**Exercise objective:** Using the listing below, report all lines holding the word "PERSONAS".

**Data extracted from a collection:**
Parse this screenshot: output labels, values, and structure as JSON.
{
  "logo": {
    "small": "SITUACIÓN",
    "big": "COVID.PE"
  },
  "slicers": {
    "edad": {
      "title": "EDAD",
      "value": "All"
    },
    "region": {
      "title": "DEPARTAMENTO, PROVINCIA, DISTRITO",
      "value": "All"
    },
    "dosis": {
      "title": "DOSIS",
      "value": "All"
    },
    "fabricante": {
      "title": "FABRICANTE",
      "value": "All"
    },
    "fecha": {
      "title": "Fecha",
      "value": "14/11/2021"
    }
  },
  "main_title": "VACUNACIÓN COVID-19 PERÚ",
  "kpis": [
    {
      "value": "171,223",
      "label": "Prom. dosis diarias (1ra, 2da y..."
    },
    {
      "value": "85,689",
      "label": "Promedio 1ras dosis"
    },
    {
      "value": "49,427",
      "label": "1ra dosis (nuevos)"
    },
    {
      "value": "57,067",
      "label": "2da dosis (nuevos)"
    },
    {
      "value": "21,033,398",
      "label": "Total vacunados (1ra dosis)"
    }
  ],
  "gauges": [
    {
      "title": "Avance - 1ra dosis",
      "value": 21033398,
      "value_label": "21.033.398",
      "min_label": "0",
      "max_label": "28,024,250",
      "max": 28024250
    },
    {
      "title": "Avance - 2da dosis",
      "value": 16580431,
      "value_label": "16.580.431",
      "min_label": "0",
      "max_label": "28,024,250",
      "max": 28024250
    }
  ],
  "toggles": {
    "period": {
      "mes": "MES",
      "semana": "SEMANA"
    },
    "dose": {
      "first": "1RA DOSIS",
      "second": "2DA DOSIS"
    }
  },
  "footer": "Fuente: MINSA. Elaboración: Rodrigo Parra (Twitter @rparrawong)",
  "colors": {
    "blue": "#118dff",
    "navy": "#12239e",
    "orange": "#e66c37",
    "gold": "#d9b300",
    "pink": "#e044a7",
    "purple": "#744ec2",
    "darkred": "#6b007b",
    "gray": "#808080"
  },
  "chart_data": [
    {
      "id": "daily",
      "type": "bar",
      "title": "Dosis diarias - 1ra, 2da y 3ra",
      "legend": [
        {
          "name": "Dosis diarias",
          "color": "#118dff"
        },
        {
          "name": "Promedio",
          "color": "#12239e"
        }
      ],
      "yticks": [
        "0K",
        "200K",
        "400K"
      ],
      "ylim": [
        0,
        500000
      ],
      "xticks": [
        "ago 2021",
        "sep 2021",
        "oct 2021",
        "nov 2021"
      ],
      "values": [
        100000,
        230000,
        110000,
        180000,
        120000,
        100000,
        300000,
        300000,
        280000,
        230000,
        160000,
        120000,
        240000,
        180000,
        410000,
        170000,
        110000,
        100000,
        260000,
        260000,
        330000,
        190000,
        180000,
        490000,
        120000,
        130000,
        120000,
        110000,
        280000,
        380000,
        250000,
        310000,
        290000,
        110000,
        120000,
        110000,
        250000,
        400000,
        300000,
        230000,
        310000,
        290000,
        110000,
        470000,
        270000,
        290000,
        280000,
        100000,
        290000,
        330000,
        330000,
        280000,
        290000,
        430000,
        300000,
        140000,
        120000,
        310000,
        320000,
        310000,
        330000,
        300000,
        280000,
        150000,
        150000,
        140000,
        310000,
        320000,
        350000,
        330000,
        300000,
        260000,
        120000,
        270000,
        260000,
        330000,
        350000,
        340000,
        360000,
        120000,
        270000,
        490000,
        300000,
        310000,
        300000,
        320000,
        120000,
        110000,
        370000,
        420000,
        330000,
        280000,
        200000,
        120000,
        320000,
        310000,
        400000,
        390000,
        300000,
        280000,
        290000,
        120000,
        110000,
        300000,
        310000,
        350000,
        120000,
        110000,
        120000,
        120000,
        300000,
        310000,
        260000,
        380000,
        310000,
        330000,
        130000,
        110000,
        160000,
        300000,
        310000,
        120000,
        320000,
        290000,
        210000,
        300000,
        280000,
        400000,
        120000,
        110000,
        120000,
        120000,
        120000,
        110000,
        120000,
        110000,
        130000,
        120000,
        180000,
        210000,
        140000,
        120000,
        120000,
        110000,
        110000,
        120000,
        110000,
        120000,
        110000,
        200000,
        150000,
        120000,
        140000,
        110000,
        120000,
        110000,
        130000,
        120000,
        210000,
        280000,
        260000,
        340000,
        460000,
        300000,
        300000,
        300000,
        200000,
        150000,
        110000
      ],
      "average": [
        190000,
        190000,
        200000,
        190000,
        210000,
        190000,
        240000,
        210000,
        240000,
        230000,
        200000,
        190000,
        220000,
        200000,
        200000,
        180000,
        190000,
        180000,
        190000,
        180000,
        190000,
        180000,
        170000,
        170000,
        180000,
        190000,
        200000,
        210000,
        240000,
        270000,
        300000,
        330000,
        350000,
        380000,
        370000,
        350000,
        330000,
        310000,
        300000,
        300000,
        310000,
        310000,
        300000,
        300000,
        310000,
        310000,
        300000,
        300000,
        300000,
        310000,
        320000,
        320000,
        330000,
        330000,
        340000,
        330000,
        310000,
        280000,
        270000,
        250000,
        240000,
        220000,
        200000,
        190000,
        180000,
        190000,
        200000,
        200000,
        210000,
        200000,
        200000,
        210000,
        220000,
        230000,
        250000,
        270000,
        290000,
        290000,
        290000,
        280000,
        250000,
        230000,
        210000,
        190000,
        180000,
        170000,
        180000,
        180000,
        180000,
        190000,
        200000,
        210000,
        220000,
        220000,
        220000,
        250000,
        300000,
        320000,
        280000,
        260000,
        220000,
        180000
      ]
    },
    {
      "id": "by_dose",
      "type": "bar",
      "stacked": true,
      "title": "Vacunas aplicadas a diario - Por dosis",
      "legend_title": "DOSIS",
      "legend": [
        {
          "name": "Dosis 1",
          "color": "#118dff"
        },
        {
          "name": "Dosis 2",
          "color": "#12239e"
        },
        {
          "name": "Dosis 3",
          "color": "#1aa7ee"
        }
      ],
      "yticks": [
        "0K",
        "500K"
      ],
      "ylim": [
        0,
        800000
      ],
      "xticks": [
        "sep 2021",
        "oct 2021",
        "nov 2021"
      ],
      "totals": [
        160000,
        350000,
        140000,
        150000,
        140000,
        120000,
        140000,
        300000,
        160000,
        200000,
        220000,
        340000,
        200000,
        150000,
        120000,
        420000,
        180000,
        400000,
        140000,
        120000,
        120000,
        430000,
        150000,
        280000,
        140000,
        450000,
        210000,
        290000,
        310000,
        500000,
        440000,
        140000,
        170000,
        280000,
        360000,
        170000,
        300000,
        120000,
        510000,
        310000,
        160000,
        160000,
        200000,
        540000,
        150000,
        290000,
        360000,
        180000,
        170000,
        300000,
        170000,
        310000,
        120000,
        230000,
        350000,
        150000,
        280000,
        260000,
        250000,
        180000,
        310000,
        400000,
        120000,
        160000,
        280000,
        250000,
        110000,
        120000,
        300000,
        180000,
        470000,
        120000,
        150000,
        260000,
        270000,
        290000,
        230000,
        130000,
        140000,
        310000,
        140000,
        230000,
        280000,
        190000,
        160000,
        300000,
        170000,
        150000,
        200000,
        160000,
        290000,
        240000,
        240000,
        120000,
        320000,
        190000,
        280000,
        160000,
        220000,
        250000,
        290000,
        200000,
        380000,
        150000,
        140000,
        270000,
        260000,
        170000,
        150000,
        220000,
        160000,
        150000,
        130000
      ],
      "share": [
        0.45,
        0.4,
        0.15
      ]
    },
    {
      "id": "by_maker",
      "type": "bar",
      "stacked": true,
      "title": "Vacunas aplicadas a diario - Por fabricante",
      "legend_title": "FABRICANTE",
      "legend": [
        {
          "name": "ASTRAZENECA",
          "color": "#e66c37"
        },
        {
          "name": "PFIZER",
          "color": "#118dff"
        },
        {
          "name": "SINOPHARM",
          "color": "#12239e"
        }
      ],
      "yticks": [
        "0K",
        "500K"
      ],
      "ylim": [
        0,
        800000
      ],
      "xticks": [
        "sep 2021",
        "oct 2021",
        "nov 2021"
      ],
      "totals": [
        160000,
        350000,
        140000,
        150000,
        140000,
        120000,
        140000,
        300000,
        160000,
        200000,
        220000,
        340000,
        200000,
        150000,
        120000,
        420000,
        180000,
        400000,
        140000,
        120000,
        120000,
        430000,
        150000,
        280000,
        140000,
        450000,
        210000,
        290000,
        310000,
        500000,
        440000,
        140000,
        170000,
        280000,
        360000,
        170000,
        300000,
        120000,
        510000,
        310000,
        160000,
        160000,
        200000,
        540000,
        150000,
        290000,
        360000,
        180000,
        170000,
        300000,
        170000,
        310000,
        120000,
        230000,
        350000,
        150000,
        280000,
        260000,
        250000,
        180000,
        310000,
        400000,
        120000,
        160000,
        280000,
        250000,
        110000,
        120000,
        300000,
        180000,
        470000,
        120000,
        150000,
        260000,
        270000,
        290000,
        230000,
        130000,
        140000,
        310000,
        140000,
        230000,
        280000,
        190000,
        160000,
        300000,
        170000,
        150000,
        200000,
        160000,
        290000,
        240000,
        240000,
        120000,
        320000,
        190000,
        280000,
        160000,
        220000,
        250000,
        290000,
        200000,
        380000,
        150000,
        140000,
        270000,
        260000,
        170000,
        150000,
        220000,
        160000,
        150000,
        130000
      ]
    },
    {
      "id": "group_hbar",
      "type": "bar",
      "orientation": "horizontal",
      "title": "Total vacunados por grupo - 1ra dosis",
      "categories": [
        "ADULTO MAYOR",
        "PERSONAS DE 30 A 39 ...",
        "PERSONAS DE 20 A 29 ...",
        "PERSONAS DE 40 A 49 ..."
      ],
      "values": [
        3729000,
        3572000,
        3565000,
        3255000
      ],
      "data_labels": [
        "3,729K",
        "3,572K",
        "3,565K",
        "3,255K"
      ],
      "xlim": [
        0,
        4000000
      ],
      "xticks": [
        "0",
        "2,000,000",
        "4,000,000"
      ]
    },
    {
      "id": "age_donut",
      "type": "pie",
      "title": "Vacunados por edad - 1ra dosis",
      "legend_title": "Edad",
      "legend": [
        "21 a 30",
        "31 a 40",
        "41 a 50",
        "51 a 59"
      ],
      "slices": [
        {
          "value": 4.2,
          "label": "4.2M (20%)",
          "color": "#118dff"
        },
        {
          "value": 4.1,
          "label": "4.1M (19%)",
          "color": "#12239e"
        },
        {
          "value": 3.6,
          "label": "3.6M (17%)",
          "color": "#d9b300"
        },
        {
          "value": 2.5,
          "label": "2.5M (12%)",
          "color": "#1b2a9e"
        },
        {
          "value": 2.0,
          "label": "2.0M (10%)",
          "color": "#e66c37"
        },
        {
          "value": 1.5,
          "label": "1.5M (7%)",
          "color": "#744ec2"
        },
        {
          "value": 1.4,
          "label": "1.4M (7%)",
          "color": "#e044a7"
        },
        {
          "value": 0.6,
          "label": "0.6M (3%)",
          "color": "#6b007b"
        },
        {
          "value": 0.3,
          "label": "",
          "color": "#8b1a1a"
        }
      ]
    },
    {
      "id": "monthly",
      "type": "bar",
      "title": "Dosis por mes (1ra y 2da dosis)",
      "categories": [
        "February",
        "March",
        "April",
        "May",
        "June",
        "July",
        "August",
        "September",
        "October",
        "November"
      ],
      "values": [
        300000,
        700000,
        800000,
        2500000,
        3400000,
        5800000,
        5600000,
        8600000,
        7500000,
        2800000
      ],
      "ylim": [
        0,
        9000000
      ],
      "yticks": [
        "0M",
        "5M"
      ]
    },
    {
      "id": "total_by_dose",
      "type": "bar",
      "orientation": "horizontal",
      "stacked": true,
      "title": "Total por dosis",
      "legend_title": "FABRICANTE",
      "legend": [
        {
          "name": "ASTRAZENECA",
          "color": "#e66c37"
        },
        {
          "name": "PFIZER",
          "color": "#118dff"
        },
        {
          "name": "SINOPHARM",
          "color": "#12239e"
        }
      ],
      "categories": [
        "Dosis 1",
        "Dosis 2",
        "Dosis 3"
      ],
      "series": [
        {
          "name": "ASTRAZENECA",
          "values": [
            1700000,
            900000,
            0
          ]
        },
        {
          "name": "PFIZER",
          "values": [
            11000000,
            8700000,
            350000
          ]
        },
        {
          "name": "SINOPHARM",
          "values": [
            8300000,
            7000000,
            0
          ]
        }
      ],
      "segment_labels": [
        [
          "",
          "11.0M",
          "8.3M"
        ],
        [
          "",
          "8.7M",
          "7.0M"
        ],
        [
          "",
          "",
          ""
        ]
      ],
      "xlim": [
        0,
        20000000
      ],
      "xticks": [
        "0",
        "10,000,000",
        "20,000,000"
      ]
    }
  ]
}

**Written answer:**
        "PERSONAS DE 30 A 39 ...",
        "PERSONAS DE 20 A 29 ...",
        "PERSONAS DE 40 A 49 ..."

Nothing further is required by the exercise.